=== Input for this task ===

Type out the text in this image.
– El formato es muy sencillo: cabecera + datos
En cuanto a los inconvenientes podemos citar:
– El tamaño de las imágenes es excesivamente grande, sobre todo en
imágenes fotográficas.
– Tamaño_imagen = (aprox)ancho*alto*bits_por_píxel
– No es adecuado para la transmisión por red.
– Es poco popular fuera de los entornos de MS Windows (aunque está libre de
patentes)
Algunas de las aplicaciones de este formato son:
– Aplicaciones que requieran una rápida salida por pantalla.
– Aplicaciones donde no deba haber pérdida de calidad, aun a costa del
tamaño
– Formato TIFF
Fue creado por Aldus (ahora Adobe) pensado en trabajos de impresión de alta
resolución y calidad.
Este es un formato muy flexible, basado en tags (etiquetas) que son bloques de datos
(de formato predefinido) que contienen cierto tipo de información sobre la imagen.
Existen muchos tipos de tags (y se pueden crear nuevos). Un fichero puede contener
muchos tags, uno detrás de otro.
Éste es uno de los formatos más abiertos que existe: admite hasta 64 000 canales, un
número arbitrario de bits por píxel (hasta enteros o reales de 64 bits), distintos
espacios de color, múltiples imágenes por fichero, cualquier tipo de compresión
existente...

===

Print the material once more, keeping every word as it is.

### Response
Type out the text in this image.
– El formato es muy sencillo: cabecera + datos
En cuanto a los inconvenientes podemos citar:
– El tamaño de las imágenes es excesivamente grande, sobre todo en
imágenes fotográficas.
– Tamaño_imagen = (aprox)ancho*alto*bits_por_píxel
– No es adecuado para la transmisión por red.
– Es poco popular fuera de los entornos de MS Windows (aunque está libre de
patentes)
Algunas de las aplicaciones de este formato son:
– Aplicaciones que requieran una rápida salida por pantalla.
– Aplicaciones donde no deba haber pérdida de calidad, aun a costa del
tamaño
– Formato TIFF
Fue creado por Aldus (ahora Adobe) pensado en trabajos de impresión de alta
resolución y calidad.
Este es un formato muy flexible, basado en tags (etiquetas) que son bloques de datos
(de formato predefinido) que contienen cierto tipo de información sobre la imagen.
Existen muchos tipos de tags (y se pueden crear nuevos). Un fichero puede contener
muchos tags, uno detrás de otro.
Éste es uno de los formatos más abiertos que existe: admite hasta 64 000 canales, un
número arbitrario de bits por píxel (hasta enteros o reales de 64 bits), distintos
espacios de color, múltiples imágenes por fichero, cualquier tipo de compresión
existente...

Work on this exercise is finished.